> [DATA PROVIDED]:
-- start --
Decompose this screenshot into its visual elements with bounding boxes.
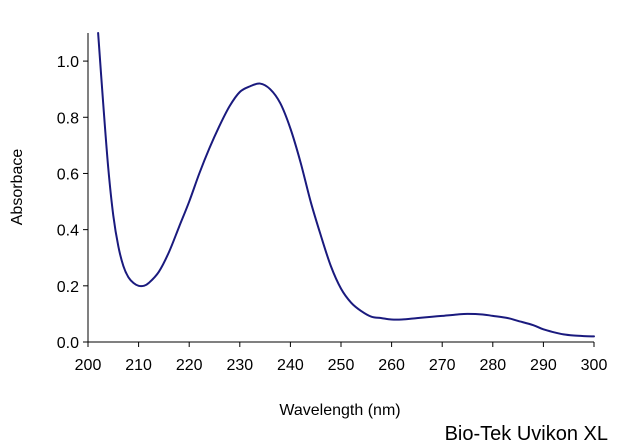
x-tick-label: 230 [226, 357, 253, 374]
x-tick-label: 300 [581, 357, 608, 374]
x-tick-label: 220 [176, 357, 203, 374]
y-tick-label: 0.2 [57, 279, 79, 296]
absorbance-series-line [97, 32, 595, 338]
y-tick-label: 0.0 [57, 335, 79, 352]
y-tick-label: 0.6 [57, 166, 79, 183]
x-ticks: 200 210 220 230 240 250 260 270 280 290 300 [75, 342, 608, 374]
instrument-annotation: Bio-Tek Uvikon XL [445, 423, 608, 445]
y-axis-title: Absorbace [9, 149, 26, 226]
y-tick-label: 1.0 [57, 54, 79, 71]
x-tick-label: 210 [125, 357, 152, 374]
x-tick-label: 270 [429, 357, 456, 374]
y-tick-label: 0.4 [57, 223, 79, 240]
x-tick-label: 290 [530, 357, 557, 374]
x-tick-label: 200 [75, 357, 102, 374]
y-ticks: 0.0 0.2 0.4 0.6 0.8 1.0 [57, 54, 88, 352]
y-tick-label: 0.8 [57, 110, 79, 127]
x-tick-label: 240 [277, 357, 304, 374]
x-tick-label: 260 [378, 357, 405, 374]
x-tick-label: 280 [479, 357, 506, 374]
x-tick-label: 250 [328, 357, 355, 374]
x-axis-title: Wavelength (nm) [279, 402, 400, 419]
plot-area [87, 33, 594, 343]
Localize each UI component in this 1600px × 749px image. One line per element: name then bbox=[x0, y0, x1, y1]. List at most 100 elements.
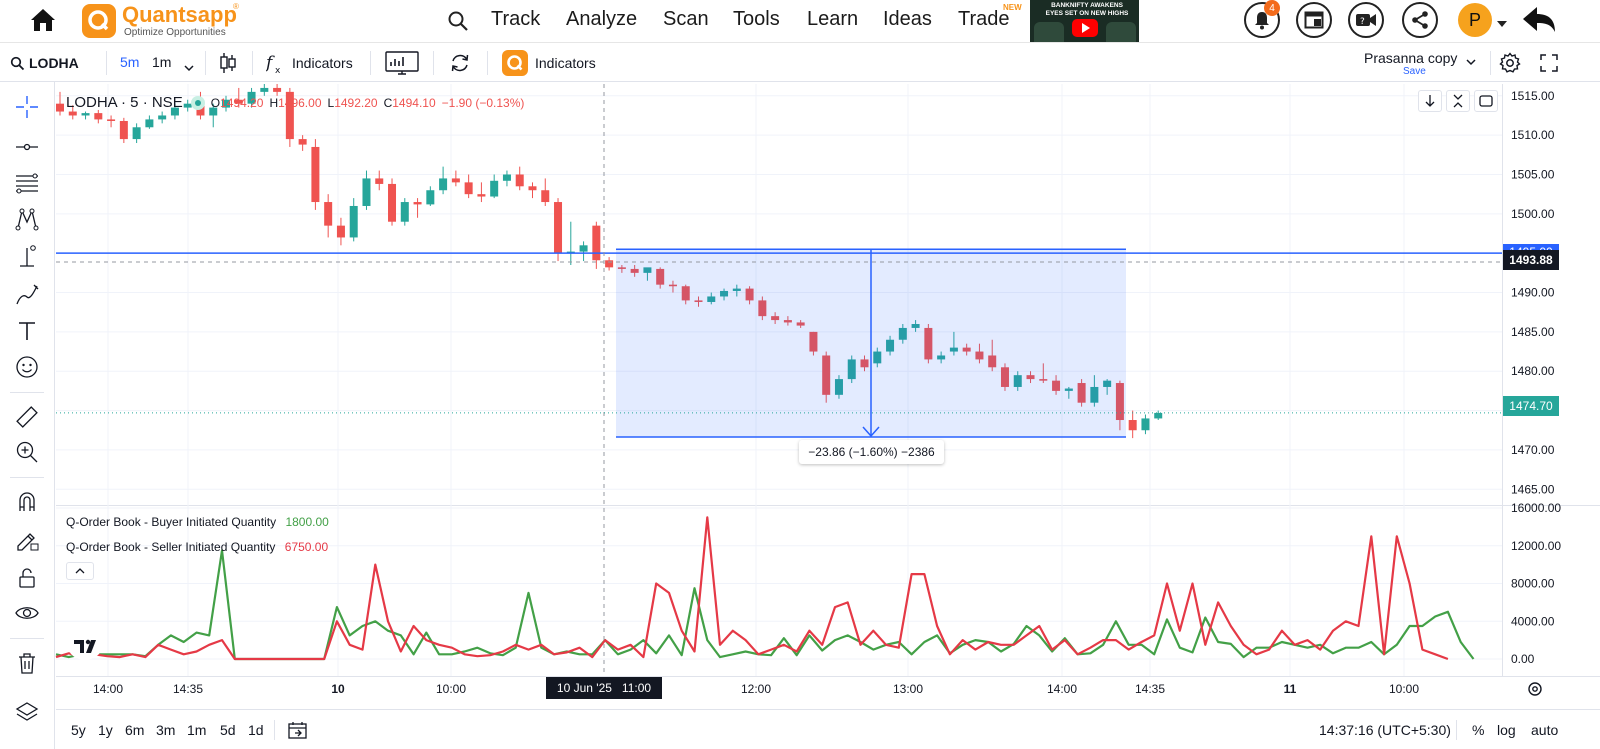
candle[interactable] bbox=[681, 286, 690, 301]
nav-trade[interactable]: Trade bbox=[958, 8, 1010, 30]
layout-save-label[interactable]: Save bbox=[1403, 66, 1426, 77]
candle[interactable] bbox=[464, 182, 473, 195]
range-1d[interactable]: 1d bbox=[248, 722, 264, 738]
candle[interactable] bbox=[579, 245, 588, 252]
candle[interactable] bbox=[145, 119, 154, 128]
candle[interactable] bbox=[873, 351, 882, 364]
user-avatar[interactable]: P bbox=[1458, 3, 1492, 37]
eye-icon[interactable] bbox=[12, 598, 42, 628]
avatar-dropdown-caret-icon[interactable] bbox=[1497, 16, 1507, 27]
candle[interactable] bbox=[1064, 388, 1073, 391]
candle[interactable] bbox=[362, 178, 371, 206]
candle[interactable] bbox=[1052, 380, 1061, 391]
pattern-icon[interactable] bbox=[12, 204, 42, 234]
crosshair-icon[interactable] bbox=[12, 92, 42, 122]
candle[interactable] bbox=[1013, 375, 1022, 387]
fib-retracement-icon[interactable] bbox=[12, 168, 42, 198]
candle[interactable] bbox=[1077, 383, 1086, 403]
magnet-icon[interactable] bbox=[12, 487, 42, 517]
candle-type-icon[interactable] bbox=[218, 52, 238, 74]
interval-1m[interactable]: 1m bbox=[152, 54, 172, 70]
candle[interactable] bbox=[592, 225, 601, 261]
text-icon[interactable] bbox=[12, 316, 42, 346]
range-1m[interactable]: 1m bbox=[187, 722, 207, 738]
candle[interactable] bbox=[349, 205, 358, 238]
candle[interactable] bbox=[400, 202, 409, 222]
refresh-icon[interactable] bbox=[449, 52, 471, 74]
candle[interactable] bbox=[630, 268, 639, 273]
candle[interactable] bbox=[668, 284, 677, 287]
legend-title[interactable]: LODHA · 5 · NSE bbox=[66, 94, 183, 111]
candle[interactable] bbox=[745, 288, 754, 301]
brush-icon[interactable] bbox=[12, 280, 42, 310]
nav-ideas[interactable]: Ideas bbox=[883, 8, 932, 30]
candle[interactable] bbox=[132, 127, 141, 140]
tradingview-logo-icon[interactable] bbox=[68, 632, 102, 660]
candle[interactable] bbox=[949, 347, 958, 352]
candle[interactable] bbox=[260, 87, 269, 92]
buyer-quantity-line[interactable] bbox=[55, 549, 1475, 661]
candle[interactable] bbox=[720, 290, 729, 297]
candle[interactable] bbox=[988, 355, 997, 368]
screener-monitor-icon[interactable] bbox=[384, 50, 420, 76]
candle[interactable] bbox=[1090, 386, 1099, 403]
candle[interactable] bbox=[196, 103, 205, 116]
candle[interactable] bbox=[56, 103, 64, 112]
candle[interactable] bbox=[528, 186, 537, 191]
emoji-icon[interactable] bbox=[12, 352, 42, 382]
candle[interactable] bbox=[732, 288, 741, 291]
edit-lock-pencil-icon[interactable] bbox=[12, 524, 42, 554]
axis-settings-icon[interactable] bbox=[1526, 680, 1544, 698]
scroll-down-button[interactable] bbox=[1418, 90, 1442, 112]
nav-learn[interactable]: Learn bbox=[807, 8, 859, 30]
quantsapp-logo[interactable]: Quantsapp ® Optimize Opportunities bbox=[82, 2, 242, 40]
candle[interactable] bbox=[311, 146, 320, 203]
promo-banner[interactable]: BANKNIFTY AWAKENS EYES SET ON NEW HIGHS bbox=[1030, 0, 1139, 42]
candle[interactable] bbox=[783, 320, 792, 323]
candle[interactable] bbox=[1115, 383, 1124, 421]
range-3m[interactable]: 3m bbox=[156, 722, 176, 738]
candle[interactable] bbox=[937, 355, 946, 360]
clock-timezone[interactable]: 14:37:16 (UTC+5:30) bbox=[1319, 722, 1451, 738]
candle[interactable] bbox=[1039, 379, 1048, 381]
candle[interactable] bbox=[324, 202, 333, 226]
candle[interactable] bbox=[643, 267, 652, 273]
candle[interactable] bbox=[962, 347, 971, 352]
range-6m[interactable]: 6m bbox=[125, 722, 145, 738]
candle[interactable] bbox=[413, 202, 422, 205]
video-camera-icon[interactable]: ? bbox=[1348, 2, 1384, 38]
candle[interactable] bbox=[541, 190, 550, 203]
candle[interactable] bbox=[809, 331, 818, 352]
seller-label[interactable]: Q-Order Book - Seller Initiated Quantity bbox=[66, 540, 276, 554]
candle[interactable] bbox=[247, 91, 256, 104]
candle[interactable] bbox=[426, 190, 435, 205]
candle[interactable] bbox=[68, 111, 77, 116]
candle[interactable] bbox=[119, 120, 128, 140]
candle[interactable] bbox=[170, 107, 179, 116]
trash-icon[interactable] bbox=[12, 648, 42, 678]
candle[interactable] bbox=[694, 300, 703, 302]
candle[interactable] bbox=[911, 324, 920, 328]
symbol-search[interactable]: LODHA bbox=[10, 53, 79, 73]
candle[interactable] bbox=[834, 379, 843, 395]
candle[interactable] bbox=[822, 355, 831, 395]
layout-selector[interactable]: Prasanna copy Save bbox=[1352, 47, 1482, 79]
candle[interactable] bbox=[234, 99, 243, 104]
candle[interactable] bbox=[554, 202, 563, 254]
candle[interactable] bbox=[796, 322, 805, 326]
layers-icon[interactable] bbox=[12, 697, 42, 727]
go-to-date-icon[interactable] bbox=[287, 720, 309, 740]
seller-quantity-line[interactable] bbox=[55, 516, 1449, 661]
range-5y[interactable]: 5y bbox=[71, 722, 86, 738]
candle[interactable] bbox=[107, 119, 116, 121]
home-icon[interactable] bbox=[28, 6, 58, 34]
ruler-icon[interactable] bbox=[12, 402, 42, 432]
q-indicators-button[interactable]: Indicators bbox=[502, 50, 596, 76]
price-range-icon[interactable] bbox=[12, 242, 42, 272]
zoom-in-icon[interactable] bbox=[12, 437, 42, 467]
candle[interactable] bbox=[477, 194, 486, 197]
candle[interactable] bbox=[451, 178, 460, 183]
candle[interactable] bbox=[1128, 420, 1137, 431]
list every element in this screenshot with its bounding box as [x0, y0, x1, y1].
-- end --
> [BRIEF]:
Copy the lines of the listing starting at the line containing "candle[interactable] bbox=[681, 286, 690, 301]" and ending at the line containing "candle[interactable] bbox=[56, 103, 64, 112]", both included, without changing anything.

> [THE ANSWER]:
candle[interactable] bbox=[681, 286, 690, 301]
nav-trade[interactable]: Trade bbox=[958, 8, 1010, 30]
layout-save-label[interactable]: Save bbox=[1403, 66, 1426, 77]
candle[interactable] bbox=[464, 182, 473, 195]
range-1d[interactable]: 1d bbox=[248, 722, 264, 738]
candle[interactable] bbox=[579, 245, 588, 252]
candle[interactable] bbox=[145, 119, 154, 128]
candle[interactable] bbox=[873, 351, 882, 364]
user-avatar[interactable]: P bbox=[1458, 3, 1492, 37]
eye-icon[interactable] bbox=[12, 598, 42, 628]
avatar-dropdown-caret-icon[interactable] bbox=[1497, 16, 1507, 27]
candle[interactable] bbox=[1064, 388, 1073, 391]
candle[interactable] bbox=[362, 178, 371, 206]
candle[interactable] bbox=[1052, 380, 1061, 391]
pattern-icon[interactable] bbox=[12, 204, 42, 234]
crosshair-icon[interactable] bbox=[12, 92, 42, 122]
candle[interactable] bbox=[1013, 375, 1022, 387]
fib-retracement-icon[interactable] bbox=[12, 168, 42, 198]
candle[interactable] bbox=[1077, 383, 1086, 403]
magnet-icon[interactable] bbox=[12, 487, 42, 517]
candle-type-icon[interactable] bbox=[218, 52, 238, 74]
interval-1m[interactable]: 1m bbox=[152, 54, 172, 70]
candle[interactable] bbox=[592, 225, 601, 261]
text-icon[interactable] bbox=[12, 316, 42, 346]
range-1m[interactable]: 1m bbox=[187, 722, 207, 738]
candle[interactable] bbox=[349, 205, 358, 238]
candle[interactable] bbox=[400, 202, 409, 222]
refresh-icon[interactable] bbox=[449, 52, 471, 74]
candle[interactable] bbox=[630, 268, 639, 273]
candle[interactable] bbox=[668, 284, 677, 287]
legend-title[interactable]: LODHA · 5 · NSE bbox=[66, 94, 183, 111]
candle[interactable] bbox=[745, 288, 754, 301]
brush-icon[interactable] bbox=[12, 280, 42, 310]
nav-ideas[interactable]: Ideas bbox=[883, 8, 932, 30]
candle[interactable] bbox=[132, 127, 141, 140]
tradingview-logo-icon[interactable] bbox=[68, 632, 102, 660]
candle[interactable] bbox=[949, 347, 958, 352]
candle[interactable] bbox=[260, 87, 269, 92]
buyer-quantity-line[interactable] bbox=[55, 549, 1475, 661]
candle[interactable] bbox=[720, 290, 729, 297]
candle[interactable] bbox=[988, 355, 997, 368]
screener-monitor-icon[interactable] bbox=[384, 50, 420, 76]
candle[interactable] bbox=[1090, 386, 1099, 403]
candle[interactable] bbox=[196, 103, 205, 116]
candle[interactable] bbox=[56, 103, 64, 112]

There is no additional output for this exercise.